TEXT PROVIDED =>

[Begin]

Education will be poorer if religion is banned from schools

The hands of a child in prayer.
‘It is vital for children to learn about religions and philosophy in school.’ Photograph: Oscar Calero/Alamy

Polly Toynbee’s articles are always worth reading, but to keep religion out of schools is, in my view, quite wrong (Banning prayer rituals in school? Just get religion out of education completely, 23 January). Her article makes it very clear that what is needed is the best education possible for every child – and every child is an individual with individual needs. There is no “one size fits all”, though there are basic matters that all children should learn, starting with reading and writing. Michaela community school has a regimen which to me sounds like a prison, but it seems to work for the children who attend and for their parents. But I do not think that the present problems, which seem to relate to bullying and coercion, will be solved through inflexibility.

Surely it is vital for children to learn about religions and philosophy in school, just as they need to know about geography, history, languages and many more subjects, as well as having tuition in art, music, sciences etc. All these things are crucial parts of how the world and its denizens operate and how they are interlocked. If you want to enjoy Shakespeare’s work, it helps to know about the historical context, the geographical references, the social mores and the religious beliefs of the time. Children must learn how to think and reason for themselves, rather than learning to behave like robots.

We are not just physical creatures – we have spiritual needs, so ethics, morals and religious beliefs are very important. It’s worth remembering that the church has been in the forefront of establishing education in many countries, and that huge numbers of people have been prepared to be martyred for their faith. We should learn from this.
Juliet Chaplin
London

• Polly Toynbee writes that faith schools “escape other schools’ obligation to prioritise children in care”. This is not the case. All state-funded schools in England, including schools with a religious character, must legally comply with the government’s admissions code. This requires all schools to give the highest priority in their admissions oversubscription criteria to looked-after children and previously looked-after children (children who were in care but have been adopted, or become subject to a child arrangements order or special guardianship order). In practice this means that whenever any school, including a faith school, receives more applications than there are places, children in care are at the front of the queue.

It’s also somewhat misleading to claim that the state “pays religions to run a third of our schools”. Maintained faith schools are funded in exactly the same way as maintained community schools: central government funding is delegated to local authorities, where schools forums – statutory decision-making bodies whose membership will include school leaders from both faith and non-faith maintained schools – determine an agreed funding formula for the distribution of this funding.

Faith academies are funded directly by the Education and Skills Funding Agency, in the same way as academies with no faith designation. Diocesan education services have a relationship with their faith schools, and can provide advice and professional development, but they are not paid to run faith schools. Headteachers run schools, supported by governing boards. As a former chair of governors in a C of E maintained school, I can assure Ms Toynbee that I paid close attention to ensuring that our admissions policy was legal and fair, and the school continues to admit many looked-after and previously looked-after children.
Becky Lawrence
Leeds

• I welcome Polly Toynbee’s article – while debating some conclusions. I have long argued that a secular approach to education is the best antidote to extremism (see my book Unsafe Gods: Security, Secularism and Schooling). Yet my argument is not for a hard secularism, as in France, but a dynamic secularism that is able to accommodate belief in the supernatural as long as this does not harm others. But the Michaela community school case revealed such harm, exposing intimidation and coercion in the name of religion.

[End]

COLLECTED MATERIAL =>
[Begin]

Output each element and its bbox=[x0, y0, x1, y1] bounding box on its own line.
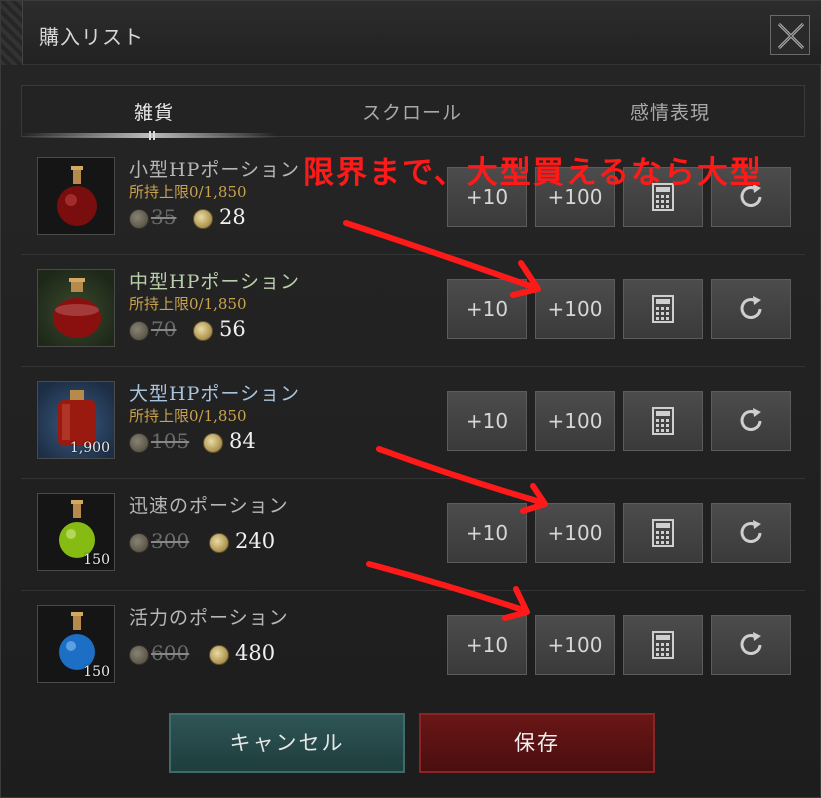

[End]

STATED PROBLEM =>
Say whether each statement below agrees with the letters about religion in schools, answering yes or no and quoting the exact words that decide it. 1. Diocesan education services are paid to run faith schools. 2. One writer argues for a hard secularism like the one in France. 3. Faith academies get their money directly from the Education and Skills Funding Agency. The listing has no connection to the letters about religion in schools.

EXERCISE RESULT =>
1. No: "they are not paid to run faith schools"
2. No: "my argument is not for a hard secularism, as in France"
3. Yes: "Faith academies are funded directly by the Education and Skills Funding Agency"